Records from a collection
══════

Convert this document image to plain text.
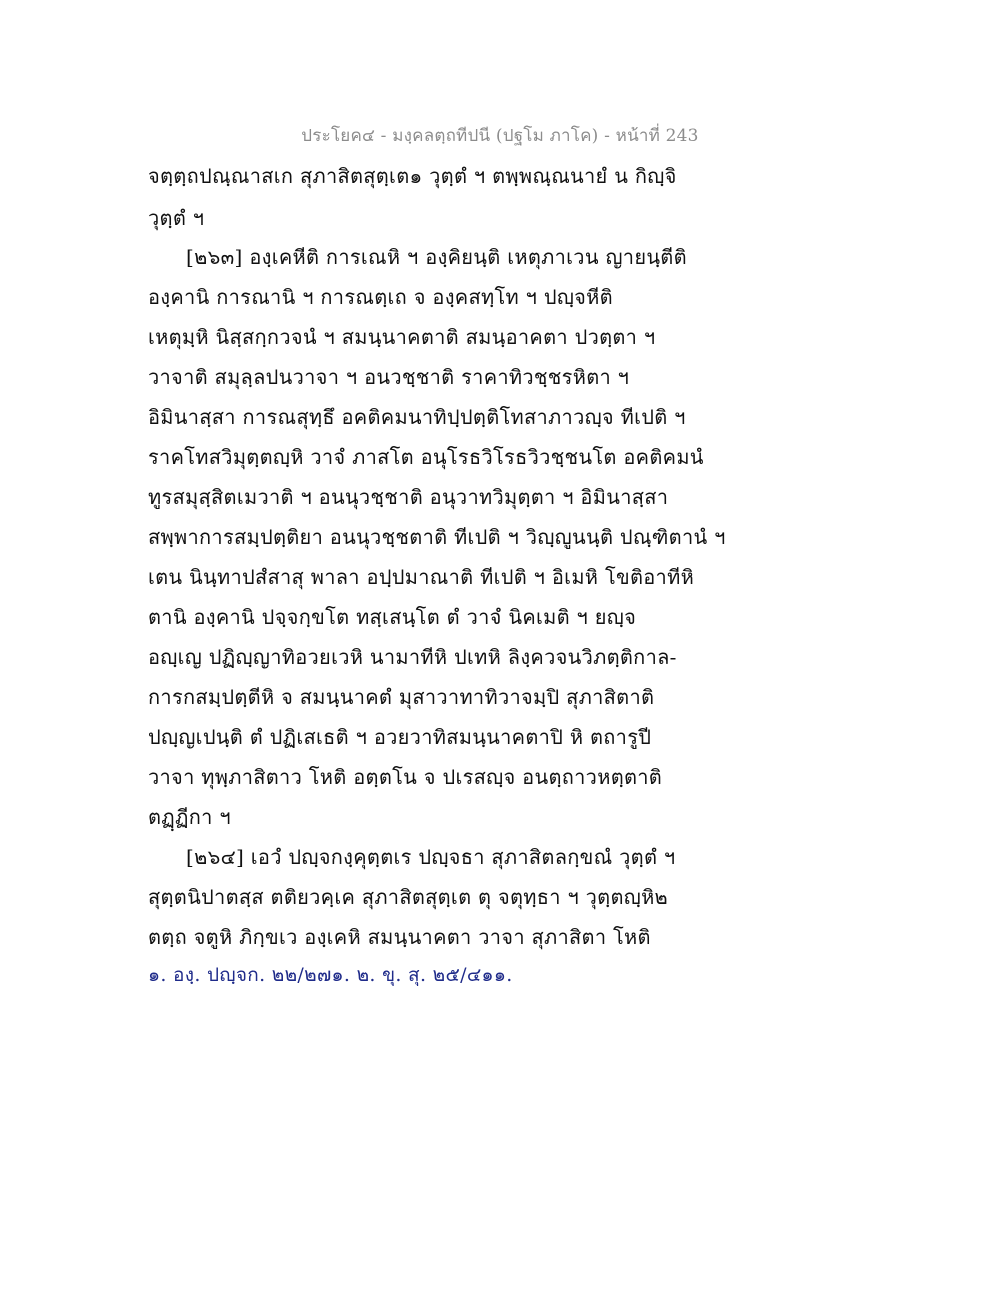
ประโยค๔ - มงฺคลตฺถทีปนี (ปฐโม ภาโค) - หน้าที่ 243
จตฺตฺถปณฺณาสเก สุภาสิตสุตฺเต๑ วุตฺตํ ฯ ตพฺพณฺณนายํ น กิญฺจิ
วุตฺตํ ฯ
[๒๖๓] องฺเคหีติ การเณหิ ฯ องฺคิยนฺติ เหตุภาเวน ญายนฺตีติ
องฺคานิ การณานิ ฯ การณตฺเถ จ องฺคสทฺโท ฯ ปญฺจหีติ
เหตุมฺหิ นิสฺสกฺกวจนํ ฯ สมนฺนาคตาติ สมนฺอาคตา ปวตฺตา ฯ
วาจาติ สมุลฺลปนวาจา ฯ อนวชฺชาติ ราคาทิวชฺชรหิตา ฯ
อิมินาสฺสา การณสุทฺธึ อคติคมนาทิปฺปตฺติโทสาภาวญฺจ ทีเปติ ฯ
ราคโทสวิมุตฺตญฺหิ วาจํ ภาสโต อนุโรธวิโรธวิวชฺชนโต อคติคมนํ
ทูรสมุสฺสิตเมวาติ ฯ อนนุวชฺชาติ อนุวาทวิมุตฺตา ฯ อิมินาสฺสา
สพฺพาการสมฺปตฺติยา อนนุวชฺชตาติ ทีเปติ ฯ วิญฺญูนนฺติ ปณฺฑิตานํ ฯ
เตน นินฺทาปสํสาสุ พาลา อปฺปมาณาติ ทีเปติ ฯ อิเมหิ โขติอาทีหิ
ตานิ องฺคานิ ปจฺจกฺขโต ทสฺเสนฺโต ตํ วาจํ นิคเมติ ฯ ยญฺจ
อญฺเญ ปฏิญฺญาทิอวยเวหิ นามาทีหิ ปเทหิ ลิงฺควจนวิภตฺติกาล-
การกสมฺปตฺตีหิ จ สมนฺนาคตํ มุสาวาทาทิวาจมฺปิ สุภาสิตาติ
ปญฺญเปนฺติ ตํ ปฏิเสเธติ ฯ อวยวาทิสมนฺนาคตาปิ หิ ตถารูปี
วาจา ทุพฺภาสิตาว โหติ อตฺตโน จ ปเรสญฺจ อนตฺถาวหตฺตาติ
ตฏฺฏีกา ฯ
[๒๖๔] เอวํ ปญฺจกงฺคุตฺตเร ปญฺจธา สุภาสิตลกฺขณํ วุตฺตํ ฯ
สุตฺตนิปาตสฺส ตติยวคฺเค สุภาสิตสุตฺเต ตุ จตุทฺธา ฯ วุตฺตญฺหิ๒
ตตฺถ จตูหิ ภิกฺขเว องฺเคหิ สมนฺนาคตา วาจา สุภาสิตา โหติ
๑. องฺ. ปญฺจก. ๒๒/๒๗๑. ๒. ขุ. สุ. ๒๕/๔๑๑.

══════

Omitting all images, retype each line of the records precisely.

- Solution to this task
Convert this document image to plain text.
ประโยค๔ - มงฺคลตฺถทีปนี (ปฐโม ภาโค) - หน้าที่ 243
จตฺตฺถปณฺณาสเก สุภาสิตสุตฺเต๑ วุตฺตํ ฯ ตพฺพณฺณนายํ น กิญฺจิ
วุตฺตํ ฯ
[๒๖๓] องฺเคหีติ การเณหิ ฯ องฺคิยนฺติ เหตุภาเวน ญายนฺตีติ
องฺคานิ การณานิ ฯ การณตฺเถ จ องฺคสทฺโท ฯ ปญฺจหีติ
เหตุมฺหิ นิสฺสกฺกวจนํ ฯ สมนฺนาคตาติ สมนฺอาคตา ปวตฺตา ฯ
วาจาติ สมุลฺลปนวาจา ฯ อนวชฺชาติ ราคาทิวชฺชรหิตา ฯ
อิมินาสฺสา การณสุทฺธึ อคติคมนาทิปฺปตฺติโทสาภาวญฺจ ทีเปติ ฯ
ราคโทสวิมุตฺตญฺหิ วาจํ ภาสโต อนุโรธวิโรธวิวชฺชนโต อคติคมนํ
ทูรสมุสฺสิตเมวาติ ฯ อนนุวชฺชาติ อนุวาทวิมุตฺตา ฯ อิมินาสฺสา
สพฺพาการสมฺปตฺติยา อนนุวชฺชตาติ ทีเปติ ฯ วิญฺญูนนฺติ ปณฺฑิตานํ ฯ
เตน นินฺทาปสํสาสุ พาลา อปฺปมาณาติ ทีเปติ ฯ อิเมหิ โขติอาทีหิ
ตานิ องฺคานิ ปจฺจกฺขโต ทสฺเสนฺโต ตํ วาจํ นิคเมติ ฯ ยญฺจ
อญฺเญ ปฏิญฺญาทิอวยเวหิ นามาทีหิ ปเทหิ ลิงฺควจนวิภตฺติกาล-
การกสมฺปตฺตีหิ จ สมนฺนาคตํ มุสาวาทาทิวาจมฺปิ สุภาสิตาติ
ปญฺญเปนฺติ ตํ ปฏิเสเธติ ฯ อวยวาทิสมนฺนาคตาปิ หิ ตถารูปี
วาจา ทุพฺภาสิตาว โหติ อตฺตโน จ ปเรสญฺจ อนตฺถาวหตฺตาติ
ตฏฺฏีกา ฯ
[๒๖๔] เอวํ ปญฺจกงฺคุตฺตเร ปญฺจธา สุภาสิตลกฺขณํ วุตฺตํ ฯ
สุตฺตนิปาตสฺส ตติยวคฺเค สุภาสิตสุตฺเต ตุ จตุทฺธา ฯ วุตฺตญฺหิ๒
ตตฺถ จตูหิ ภิกฺขเว องฺเคหิ สมนฺนาคตา วาจา สุภาสิตา โหติ
๑. องฺ. ปญฺจก. ๒๒/๒๗๑. ๒. ขุ. สุ. ๒๕/๔๑๑.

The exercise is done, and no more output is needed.